_TEXTO DO DOCUMENTO:_
──────

Segundo o Banco Central, gastos de estrangeiros em viagens ao Brasil, atingiram US$ 7,86 bilhões em 2025
Gastos de estrangeiros em viagens ao Brasil atingiram US$ 7,86 bilhões em 2025, segundo dados divulgados pelo BC (Banco Central). O recorde de turistas e a maior desvalorização do dólar ante o real desde 2016 impulsionaram o maior volume de entrada de divisas desde o início da série histórica em 1994, ano de criação do Plano Real.
O que aconteceu
Turistas trazem maior volume de dinheiro da história ao Brasil. Conforme as estatísticas do setor externo apresentadas hoje pelo BC, os viajantes internacionais gastaram US$ 7,86 bilhões no território nacional ao longo do ano passado. O recorde de toda a série histórica do indicador é 7,14% maior do que o apurado em 2024 (US$ 7,34 bilhões), ano que marcava o recorde anterior.
Brasil voltou ao radar como destino turístico internacional
Palco de grandes eventos, a exemplo da COP30 (Conferência da ONU sobre Mudanças Climáticas), o Brasil entrou novamente na rota dos viajantes. “O turismo internacional deixou finalmente de ser um freio e passou a ser um vetor relevante de entrada de dólares na conta de serviços do país”, afirma Marcos Piellusch, professor da FIA Business School.

──────

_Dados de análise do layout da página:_
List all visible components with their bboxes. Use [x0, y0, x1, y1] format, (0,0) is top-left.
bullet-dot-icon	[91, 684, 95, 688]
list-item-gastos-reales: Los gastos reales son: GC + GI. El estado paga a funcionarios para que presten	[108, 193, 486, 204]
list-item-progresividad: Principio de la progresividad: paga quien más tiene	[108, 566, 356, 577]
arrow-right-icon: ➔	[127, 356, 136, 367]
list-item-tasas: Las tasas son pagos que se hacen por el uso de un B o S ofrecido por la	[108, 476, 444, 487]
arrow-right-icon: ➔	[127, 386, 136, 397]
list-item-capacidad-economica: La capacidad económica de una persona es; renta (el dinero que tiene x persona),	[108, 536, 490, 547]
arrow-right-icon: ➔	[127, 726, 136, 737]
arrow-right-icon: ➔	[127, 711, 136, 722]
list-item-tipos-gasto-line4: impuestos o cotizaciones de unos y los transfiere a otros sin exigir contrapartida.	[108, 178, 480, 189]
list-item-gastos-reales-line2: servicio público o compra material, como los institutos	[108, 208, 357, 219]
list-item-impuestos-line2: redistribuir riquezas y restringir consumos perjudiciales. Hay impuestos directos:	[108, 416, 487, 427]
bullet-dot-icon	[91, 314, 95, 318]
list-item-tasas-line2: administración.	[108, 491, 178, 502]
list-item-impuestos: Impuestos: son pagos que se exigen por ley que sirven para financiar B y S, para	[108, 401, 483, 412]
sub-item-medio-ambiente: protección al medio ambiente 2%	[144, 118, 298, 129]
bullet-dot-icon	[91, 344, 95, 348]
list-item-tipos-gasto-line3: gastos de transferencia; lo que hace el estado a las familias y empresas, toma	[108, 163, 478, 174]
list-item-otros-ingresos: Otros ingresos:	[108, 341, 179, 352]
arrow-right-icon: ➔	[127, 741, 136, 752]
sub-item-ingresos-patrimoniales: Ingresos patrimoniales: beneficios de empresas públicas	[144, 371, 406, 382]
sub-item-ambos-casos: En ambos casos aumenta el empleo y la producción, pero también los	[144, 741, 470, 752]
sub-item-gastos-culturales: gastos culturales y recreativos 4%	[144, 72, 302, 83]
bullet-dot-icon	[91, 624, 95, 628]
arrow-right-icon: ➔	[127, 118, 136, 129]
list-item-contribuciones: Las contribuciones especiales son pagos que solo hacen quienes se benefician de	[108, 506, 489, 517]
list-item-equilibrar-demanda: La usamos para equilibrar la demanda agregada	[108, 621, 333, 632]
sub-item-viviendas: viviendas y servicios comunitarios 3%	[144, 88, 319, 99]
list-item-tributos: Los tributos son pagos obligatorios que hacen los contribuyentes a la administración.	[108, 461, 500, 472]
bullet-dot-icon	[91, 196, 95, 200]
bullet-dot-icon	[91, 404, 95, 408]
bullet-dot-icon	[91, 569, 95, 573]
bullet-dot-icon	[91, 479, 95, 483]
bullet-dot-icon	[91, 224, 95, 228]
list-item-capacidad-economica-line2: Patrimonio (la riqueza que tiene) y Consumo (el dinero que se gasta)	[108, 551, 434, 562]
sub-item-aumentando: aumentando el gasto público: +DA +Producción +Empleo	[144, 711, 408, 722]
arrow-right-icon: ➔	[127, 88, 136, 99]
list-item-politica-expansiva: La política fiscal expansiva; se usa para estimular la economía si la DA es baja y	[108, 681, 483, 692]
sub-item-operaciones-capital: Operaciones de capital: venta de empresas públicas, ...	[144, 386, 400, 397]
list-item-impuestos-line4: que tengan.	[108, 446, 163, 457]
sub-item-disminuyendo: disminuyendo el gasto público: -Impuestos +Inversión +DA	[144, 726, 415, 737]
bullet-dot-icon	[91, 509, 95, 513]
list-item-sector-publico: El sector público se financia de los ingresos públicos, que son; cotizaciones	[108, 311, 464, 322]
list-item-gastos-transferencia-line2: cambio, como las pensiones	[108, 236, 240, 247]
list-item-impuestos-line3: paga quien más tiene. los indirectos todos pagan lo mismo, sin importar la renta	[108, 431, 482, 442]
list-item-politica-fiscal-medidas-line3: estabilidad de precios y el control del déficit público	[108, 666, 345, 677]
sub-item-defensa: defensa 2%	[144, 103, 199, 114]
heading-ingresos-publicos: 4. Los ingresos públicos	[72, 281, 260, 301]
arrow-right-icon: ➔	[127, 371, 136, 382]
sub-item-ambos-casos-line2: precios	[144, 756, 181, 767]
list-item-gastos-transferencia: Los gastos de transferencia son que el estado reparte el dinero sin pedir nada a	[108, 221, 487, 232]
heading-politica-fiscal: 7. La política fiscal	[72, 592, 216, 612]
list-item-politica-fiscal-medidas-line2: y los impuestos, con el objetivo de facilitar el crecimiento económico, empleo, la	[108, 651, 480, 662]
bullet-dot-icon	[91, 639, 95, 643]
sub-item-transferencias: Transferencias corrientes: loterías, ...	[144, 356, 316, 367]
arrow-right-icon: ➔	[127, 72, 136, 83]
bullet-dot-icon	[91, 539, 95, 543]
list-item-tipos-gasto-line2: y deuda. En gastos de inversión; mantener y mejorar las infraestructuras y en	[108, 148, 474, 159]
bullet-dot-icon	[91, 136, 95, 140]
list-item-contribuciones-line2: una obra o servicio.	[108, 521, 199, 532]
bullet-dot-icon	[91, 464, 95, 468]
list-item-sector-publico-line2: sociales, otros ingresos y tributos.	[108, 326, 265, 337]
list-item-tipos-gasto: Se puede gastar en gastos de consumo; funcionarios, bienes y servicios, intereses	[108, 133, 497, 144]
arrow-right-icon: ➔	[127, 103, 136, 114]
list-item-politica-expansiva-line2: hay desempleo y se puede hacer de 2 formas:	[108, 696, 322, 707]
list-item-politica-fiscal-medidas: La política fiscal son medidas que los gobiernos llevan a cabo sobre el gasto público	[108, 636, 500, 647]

──────

_SUA TAREFA:_
Responda, com base no texto sobre os gastos de estrangeiros em viagens ao Brasil:
1. Em que ano teve início a série histórica mencionada?
2. Quanto os viajantes internacionais gastaram no Brasil em 2024?
3. Que evento é citado como exemplo de grande evento sediado no país?

_RESOLUÇÃO COMENTADA:_
1. Em 1994.
2. US$ 7,34 bilhões.
3. A COP30 (Conferência da ONU sobre Mudanças Climáticas).